• **Aim**:
Could you print every line of the listing below verbatim, without altering a single character?

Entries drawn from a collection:
= = =

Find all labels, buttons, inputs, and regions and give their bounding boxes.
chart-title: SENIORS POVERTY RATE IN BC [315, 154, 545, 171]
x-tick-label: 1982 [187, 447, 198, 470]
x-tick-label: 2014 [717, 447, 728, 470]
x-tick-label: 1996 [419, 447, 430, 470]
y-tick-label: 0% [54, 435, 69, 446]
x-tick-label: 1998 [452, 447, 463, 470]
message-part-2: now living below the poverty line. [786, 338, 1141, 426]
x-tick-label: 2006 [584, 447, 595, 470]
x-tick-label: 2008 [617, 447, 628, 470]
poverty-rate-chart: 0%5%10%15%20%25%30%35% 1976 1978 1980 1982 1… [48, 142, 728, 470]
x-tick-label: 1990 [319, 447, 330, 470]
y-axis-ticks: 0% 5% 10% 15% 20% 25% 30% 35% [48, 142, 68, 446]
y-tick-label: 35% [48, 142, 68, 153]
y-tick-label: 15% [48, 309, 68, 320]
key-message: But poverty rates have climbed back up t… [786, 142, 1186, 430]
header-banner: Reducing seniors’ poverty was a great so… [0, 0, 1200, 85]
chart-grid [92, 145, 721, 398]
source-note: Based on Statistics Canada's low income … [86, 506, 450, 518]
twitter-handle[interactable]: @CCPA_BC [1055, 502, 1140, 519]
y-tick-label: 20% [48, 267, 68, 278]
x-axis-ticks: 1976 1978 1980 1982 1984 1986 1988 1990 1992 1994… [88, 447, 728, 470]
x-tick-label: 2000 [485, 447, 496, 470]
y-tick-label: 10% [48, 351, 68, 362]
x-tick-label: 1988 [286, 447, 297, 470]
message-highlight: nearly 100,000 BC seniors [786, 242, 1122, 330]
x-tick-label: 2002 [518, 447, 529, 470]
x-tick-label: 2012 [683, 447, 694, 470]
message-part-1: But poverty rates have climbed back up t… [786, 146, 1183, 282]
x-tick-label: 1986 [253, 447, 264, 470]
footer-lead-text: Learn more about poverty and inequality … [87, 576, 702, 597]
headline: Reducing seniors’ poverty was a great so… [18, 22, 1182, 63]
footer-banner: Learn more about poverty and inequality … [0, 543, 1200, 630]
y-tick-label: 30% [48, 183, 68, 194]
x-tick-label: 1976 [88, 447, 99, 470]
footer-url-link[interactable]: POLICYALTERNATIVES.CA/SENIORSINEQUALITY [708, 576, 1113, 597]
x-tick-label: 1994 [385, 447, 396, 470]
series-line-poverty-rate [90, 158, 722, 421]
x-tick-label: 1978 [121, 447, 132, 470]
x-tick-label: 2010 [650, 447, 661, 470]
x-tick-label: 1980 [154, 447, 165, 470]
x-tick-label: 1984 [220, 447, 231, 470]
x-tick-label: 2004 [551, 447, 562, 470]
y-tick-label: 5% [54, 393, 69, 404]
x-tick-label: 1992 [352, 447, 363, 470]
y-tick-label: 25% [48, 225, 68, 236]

= = =

• **Result**:
Find all labels, buttons, inputs, and regions and give their bounding boxes.
chart-title: SENIORS POVERTY RATE IN BC [315, 154, 545, 171]
x-tick-label: 1982 [187, 447, 198, 470]
x-tick-label: 2014 [717, 447, 728, 470]
x-tick-label: 1996 [419, 447, 430, 470]
y-tick-label: 0% [54, 435, 69, 446]
x-tick-label: 1998 [452, 447, 463, 470]
message-part-2: now living below the poverty line. [786, 338, 1141, 426]
x-tick-label: 2006 [584, 447, 595, 470]
x-tick-label: 2008 [617, 447, 628, 470]
poverty-rate-chart: 0%5%10%15%20%25%30%35% 1976 1978 1980 1982 1… [48, 142, 728, 470]
x-tick-label: 1990 [319, 447, 330, 470]
y-axis-ticks: 0% 5% 10% 15% 20% 25% 30% 35% [48, 142, 68, 446]
y-tick-label: 35% [48, 142, 68, 153]
y-tick-label: 15% [48, 309, 68, 320]
key-message: But poverty rates have climbed back up t… [786, 142, 1186, 430]
header-banner: Reducing seniors’ poverty was a great so… [0, 0, 1200, 85]
chart-grid [92, 145, 721, 398]
source-note: Based on Statistics Canada's low income … [86, 506, 450, 518]
twitter-handle[interactable]: @CCPA_BC [1055, 502, 1140, 519]
y-tick-label: 20% [48, 267, 68, 278]
x-axis-ticks: 1976 1978 1980 1982 1984 1986 1988 1990 1992 1994… [88, 447, 728, 470]
x-tick-label: 2000 [485, 447, 496, 470]
y-tick-label: 10% [48, 351, 68, 362]
x-tick-label: 1988 [286, 447, 297, 470]
message-highlight: nearly 100,000 BC seniors [786, 242, 1122, 330]
x-tick-label: 2002 [518, 447, 529, 470]
x-tick-label: 2012 [683, 447, 694, 470]
message-part-1: But poverty rates have climbed back up t… [786, 146, 1183, 282]
x-tick-label: 1986 [253, 447, 264, 470]
footer-lead-text: Learn more about poverty and inequality … [87, 576, 702, 597]
headline: Reducing seniors’ poverty was a great so… [18, 22, 1182, 63]
footer-banner: Learn more about poverty and inequality … [0, 543, 1200, 630]
y-tick-label: 30% [48, 183, 68, 194]
x-tick-label: 1976 [88, 447, 99, 470]
footer-url-link[interactable]: POLICYALTERNATIVES.CA/SENIORSINEQUALITY [708, 576, 1113, 597]
x-tick-label: 1994 [385, 447, 396, 470]
series-line-poverty-rate [90, 158, 722, 421]
x-tick-label: 1978 [121, 447, 132, 470]
x-tick-label: 2010 [650, 447, 661, 470]
x-tick-label: 1980 [154, 447, 165, 470]
x-tick-label: 1984 [220, 447, 231, 470]
x-tick-label: 2004 [551, 447, 562, 470]
y-tick-label: 5% [54, 393, 69, 404]
x-tick-label: 1992 [352, 447, 363, 470]
y-tick-label: 25% [48, 225, 68, 236]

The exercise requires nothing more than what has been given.